**INFORMATION SHOWN**
───

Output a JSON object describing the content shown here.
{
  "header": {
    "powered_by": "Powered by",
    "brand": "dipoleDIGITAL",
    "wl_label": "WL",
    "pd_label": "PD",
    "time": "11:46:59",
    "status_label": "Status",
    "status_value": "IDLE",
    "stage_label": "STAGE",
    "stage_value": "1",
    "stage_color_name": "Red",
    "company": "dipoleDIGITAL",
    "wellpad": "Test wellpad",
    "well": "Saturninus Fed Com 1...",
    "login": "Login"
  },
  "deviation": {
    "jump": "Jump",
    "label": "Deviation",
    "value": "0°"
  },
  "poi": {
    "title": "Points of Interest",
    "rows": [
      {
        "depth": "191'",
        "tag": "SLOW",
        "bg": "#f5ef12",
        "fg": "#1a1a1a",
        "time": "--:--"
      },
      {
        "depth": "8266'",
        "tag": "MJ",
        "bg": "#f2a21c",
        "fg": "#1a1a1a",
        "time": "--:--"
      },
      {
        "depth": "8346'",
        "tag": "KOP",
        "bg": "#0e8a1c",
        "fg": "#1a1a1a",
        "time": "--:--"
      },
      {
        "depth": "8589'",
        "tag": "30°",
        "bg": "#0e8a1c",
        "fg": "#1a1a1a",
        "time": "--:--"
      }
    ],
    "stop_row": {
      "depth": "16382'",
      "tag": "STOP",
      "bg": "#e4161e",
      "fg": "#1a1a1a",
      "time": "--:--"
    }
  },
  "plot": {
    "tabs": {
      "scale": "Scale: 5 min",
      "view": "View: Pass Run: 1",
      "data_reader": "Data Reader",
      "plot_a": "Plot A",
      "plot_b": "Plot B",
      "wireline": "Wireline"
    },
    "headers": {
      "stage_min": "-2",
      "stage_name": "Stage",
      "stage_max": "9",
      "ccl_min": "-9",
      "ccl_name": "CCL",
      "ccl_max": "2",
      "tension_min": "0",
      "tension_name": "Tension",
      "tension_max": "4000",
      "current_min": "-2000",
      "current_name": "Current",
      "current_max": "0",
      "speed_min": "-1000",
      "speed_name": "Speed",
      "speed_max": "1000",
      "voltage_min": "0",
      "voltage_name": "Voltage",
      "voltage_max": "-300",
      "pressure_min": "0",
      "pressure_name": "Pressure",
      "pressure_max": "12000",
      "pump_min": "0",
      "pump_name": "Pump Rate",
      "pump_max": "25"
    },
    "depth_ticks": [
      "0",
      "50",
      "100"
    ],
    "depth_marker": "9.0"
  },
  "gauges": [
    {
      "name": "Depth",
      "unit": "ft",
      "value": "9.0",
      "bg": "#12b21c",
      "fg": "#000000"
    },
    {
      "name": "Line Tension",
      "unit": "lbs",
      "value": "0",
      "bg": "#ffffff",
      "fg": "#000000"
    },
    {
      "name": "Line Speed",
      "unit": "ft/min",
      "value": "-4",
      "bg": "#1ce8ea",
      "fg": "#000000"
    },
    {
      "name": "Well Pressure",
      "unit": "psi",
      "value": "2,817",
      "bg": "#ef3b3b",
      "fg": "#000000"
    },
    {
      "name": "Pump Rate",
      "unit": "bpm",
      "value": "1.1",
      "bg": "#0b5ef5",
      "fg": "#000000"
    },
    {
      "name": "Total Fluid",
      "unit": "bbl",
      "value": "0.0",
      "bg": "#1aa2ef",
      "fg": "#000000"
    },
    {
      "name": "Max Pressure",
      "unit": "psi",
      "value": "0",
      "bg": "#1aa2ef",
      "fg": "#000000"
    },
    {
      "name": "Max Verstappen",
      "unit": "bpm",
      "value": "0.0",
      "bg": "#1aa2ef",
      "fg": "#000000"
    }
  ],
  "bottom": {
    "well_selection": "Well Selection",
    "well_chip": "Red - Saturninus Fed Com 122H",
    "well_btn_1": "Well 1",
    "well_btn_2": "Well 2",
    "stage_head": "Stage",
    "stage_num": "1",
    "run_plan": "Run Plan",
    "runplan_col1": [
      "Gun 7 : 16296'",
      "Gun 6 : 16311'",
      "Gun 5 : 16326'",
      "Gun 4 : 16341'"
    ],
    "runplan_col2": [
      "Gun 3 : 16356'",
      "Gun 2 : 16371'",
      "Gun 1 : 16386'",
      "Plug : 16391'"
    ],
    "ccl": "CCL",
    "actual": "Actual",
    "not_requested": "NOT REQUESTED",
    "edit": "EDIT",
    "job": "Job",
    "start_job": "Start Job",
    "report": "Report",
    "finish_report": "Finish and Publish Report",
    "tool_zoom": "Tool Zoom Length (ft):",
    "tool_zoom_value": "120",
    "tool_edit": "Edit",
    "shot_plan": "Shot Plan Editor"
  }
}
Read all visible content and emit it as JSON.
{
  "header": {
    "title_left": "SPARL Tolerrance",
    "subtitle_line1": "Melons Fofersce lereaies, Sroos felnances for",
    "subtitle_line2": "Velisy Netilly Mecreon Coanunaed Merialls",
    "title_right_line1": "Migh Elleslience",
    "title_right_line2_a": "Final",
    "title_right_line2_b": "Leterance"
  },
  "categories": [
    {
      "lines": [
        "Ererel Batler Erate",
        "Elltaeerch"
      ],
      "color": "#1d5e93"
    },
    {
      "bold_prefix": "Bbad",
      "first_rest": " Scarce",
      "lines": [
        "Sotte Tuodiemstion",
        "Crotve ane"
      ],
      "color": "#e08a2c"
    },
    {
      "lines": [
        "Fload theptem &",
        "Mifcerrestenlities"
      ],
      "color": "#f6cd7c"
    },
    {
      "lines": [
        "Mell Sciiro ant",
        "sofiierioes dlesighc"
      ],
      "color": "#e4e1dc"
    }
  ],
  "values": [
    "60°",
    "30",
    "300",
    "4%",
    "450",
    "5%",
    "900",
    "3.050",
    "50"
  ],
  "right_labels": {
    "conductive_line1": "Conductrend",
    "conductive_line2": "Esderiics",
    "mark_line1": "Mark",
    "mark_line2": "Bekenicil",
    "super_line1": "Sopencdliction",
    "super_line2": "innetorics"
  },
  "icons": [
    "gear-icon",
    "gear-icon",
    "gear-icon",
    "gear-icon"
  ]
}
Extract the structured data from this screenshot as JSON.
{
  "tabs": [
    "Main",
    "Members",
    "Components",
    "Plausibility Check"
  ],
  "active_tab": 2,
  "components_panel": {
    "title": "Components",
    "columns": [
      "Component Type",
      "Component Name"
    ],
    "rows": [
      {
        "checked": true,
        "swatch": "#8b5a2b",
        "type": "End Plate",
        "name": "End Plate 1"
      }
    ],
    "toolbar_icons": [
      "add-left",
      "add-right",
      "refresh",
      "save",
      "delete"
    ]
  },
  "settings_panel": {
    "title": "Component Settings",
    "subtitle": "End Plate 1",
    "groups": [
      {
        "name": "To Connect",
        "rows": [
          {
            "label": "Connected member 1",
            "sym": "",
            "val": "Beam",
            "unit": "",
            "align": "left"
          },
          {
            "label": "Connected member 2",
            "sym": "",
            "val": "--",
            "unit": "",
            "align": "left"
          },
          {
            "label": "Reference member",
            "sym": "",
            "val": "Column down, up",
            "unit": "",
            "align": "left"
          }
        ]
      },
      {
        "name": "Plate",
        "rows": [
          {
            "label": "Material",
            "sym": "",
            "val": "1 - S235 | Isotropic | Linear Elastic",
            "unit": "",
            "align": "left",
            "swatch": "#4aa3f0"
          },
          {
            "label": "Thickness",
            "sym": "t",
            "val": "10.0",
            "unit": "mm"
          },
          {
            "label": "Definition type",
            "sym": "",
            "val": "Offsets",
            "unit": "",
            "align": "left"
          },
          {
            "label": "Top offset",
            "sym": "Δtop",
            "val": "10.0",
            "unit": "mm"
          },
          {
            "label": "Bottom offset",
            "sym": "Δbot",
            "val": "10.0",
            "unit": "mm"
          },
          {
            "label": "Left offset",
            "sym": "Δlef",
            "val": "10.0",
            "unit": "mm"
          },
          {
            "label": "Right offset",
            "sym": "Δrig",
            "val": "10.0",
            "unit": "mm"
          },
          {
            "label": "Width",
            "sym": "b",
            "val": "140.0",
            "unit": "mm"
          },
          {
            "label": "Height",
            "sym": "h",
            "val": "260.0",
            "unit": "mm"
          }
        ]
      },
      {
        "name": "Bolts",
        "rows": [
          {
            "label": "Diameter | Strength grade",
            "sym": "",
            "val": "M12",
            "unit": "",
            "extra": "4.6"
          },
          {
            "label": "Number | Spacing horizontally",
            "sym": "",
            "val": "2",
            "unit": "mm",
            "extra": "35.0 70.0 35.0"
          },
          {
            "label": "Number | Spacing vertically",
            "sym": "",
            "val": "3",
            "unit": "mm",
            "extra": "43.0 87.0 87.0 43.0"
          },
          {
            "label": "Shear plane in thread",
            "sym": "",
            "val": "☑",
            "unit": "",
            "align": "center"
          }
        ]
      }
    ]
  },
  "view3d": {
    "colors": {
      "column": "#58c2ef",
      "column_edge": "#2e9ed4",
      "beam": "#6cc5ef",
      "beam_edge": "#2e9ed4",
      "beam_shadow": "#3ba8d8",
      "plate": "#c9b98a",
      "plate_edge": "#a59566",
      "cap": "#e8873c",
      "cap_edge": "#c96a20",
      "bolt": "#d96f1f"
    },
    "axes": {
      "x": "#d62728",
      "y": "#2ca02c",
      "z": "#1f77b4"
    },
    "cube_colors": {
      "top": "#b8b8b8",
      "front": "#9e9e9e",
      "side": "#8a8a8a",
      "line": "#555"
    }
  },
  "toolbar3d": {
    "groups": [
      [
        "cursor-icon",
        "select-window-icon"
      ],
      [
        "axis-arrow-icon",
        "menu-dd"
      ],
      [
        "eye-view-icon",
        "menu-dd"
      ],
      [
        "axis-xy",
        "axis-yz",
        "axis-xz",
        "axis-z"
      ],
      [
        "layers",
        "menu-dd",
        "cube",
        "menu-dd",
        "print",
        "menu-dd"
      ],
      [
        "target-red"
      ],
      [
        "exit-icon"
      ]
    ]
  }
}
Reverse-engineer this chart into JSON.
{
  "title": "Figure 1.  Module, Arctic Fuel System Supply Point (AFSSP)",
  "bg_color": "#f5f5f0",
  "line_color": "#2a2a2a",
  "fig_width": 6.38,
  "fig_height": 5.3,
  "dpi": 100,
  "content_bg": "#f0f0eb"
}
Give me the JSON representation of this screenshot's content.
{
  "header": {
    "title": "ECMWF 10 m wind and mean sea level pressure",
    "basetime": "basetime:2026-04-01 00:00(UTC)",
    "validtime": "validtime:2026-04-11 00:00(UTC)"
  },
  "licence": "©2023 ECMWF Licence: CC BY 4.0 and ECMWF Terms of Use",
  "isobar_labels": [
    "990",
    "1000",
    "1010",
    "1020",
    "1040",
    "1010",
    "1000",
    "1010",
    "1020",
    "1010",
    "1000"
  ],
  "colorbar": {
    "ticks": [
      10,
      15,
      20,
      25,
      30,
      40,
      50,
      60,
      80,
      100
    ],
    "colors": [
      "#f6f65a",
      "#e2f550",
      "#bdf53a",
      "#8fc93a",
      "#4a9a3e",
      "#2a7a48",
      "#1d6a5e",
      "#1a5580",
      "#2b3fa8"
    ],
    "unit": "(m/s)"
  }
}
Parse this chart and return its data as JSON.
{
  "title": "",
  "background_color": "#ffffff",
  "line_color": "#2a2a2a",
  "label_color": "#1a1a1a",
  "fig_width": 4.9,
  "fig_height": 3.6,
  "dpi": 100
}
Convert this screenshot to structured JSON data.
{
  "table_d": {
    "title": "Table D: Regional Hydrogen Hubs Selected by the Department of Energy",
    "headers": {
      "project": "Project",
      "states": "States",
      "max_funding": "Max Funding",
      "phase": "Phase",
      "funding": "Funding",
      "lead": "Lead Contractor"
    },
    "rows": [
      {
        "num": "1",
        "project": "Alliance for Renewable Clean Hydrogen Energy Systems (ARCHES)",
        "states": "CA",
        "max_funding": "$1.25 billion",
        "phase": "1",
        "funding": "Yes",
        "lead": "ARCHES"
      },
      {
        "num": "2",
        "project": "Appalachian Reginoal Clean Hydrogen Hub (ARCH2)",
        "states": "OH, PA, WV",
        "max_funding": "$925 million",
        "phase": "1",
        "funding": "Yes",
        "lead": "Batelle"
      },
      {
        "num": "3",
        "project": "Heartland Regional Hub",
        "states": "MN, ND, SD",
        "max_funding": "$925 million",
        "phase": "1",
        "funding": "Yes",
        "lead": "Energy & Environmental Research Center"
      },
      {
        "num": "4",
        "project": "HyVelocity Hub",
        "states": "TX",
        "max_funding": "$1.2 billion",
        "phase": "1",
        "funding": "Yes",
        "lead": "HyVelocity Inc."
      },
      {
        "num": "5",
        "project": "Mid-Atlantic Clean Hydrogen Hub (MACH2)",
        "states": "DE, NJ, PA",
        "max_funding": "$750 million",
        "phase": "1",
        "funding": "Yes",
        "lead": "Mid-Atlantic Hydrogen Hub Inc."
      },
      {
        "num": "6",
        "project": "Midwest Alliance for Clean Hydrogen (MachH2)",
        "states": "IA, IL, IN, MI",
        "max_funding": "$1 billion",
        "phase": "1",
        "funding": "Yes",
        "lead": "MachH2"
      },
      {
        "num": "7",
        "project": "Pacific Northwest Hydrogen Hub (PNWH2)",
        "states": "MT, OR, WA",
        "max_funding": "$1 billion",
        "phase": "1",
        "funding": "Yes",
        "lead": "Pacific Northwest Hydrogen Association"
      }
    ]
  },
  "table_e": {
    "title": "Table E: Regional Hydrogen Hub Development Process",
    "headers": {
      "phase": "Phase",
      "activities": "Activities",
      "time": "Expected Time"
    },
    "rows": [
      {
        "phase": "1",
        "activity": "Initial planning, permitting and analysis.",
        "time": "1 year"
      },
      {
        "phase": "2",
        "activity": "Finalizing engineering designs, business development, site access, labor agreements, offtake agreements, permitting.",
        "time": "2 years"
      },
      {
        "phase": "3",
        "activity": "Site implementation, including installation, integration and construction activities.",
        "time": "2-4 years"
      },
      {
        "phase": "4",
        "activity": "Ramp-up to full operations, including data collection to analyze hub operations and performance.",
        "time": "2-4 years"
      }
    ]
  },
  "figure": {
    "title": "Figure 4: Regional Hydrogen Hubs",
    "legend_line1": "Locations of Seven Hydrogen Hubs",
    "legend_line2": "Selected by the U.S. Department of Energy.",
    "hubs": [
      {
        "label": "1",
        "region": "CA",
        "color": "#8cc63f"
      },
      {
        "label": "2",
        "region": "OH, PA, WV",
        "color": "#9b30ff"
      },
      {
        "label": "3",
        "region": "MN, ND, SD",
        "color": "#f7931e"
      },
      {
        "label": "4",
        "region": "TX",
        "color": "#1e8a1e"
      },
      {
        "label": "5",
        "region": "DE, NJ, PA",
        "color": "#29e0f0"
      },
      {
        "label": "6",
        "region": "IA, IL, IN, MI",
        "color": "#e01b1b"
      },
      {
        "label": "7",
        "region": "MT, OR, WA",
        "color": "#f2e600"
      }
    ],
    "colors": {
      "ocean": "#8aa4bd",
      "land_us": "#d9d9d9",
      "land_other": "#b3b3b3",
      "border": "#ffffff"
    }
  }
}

───

**THE PROBLEM**
Pull every line containing the word "Alliance" out of the entries above.

**EXERCISE OUTPUT**
        "project": "Alliance for Renewable Clean Hydrogen Energy Systems (ARCHES)",
        "project": "Midwest Alliance for Clean Hydrogen (MachH2)",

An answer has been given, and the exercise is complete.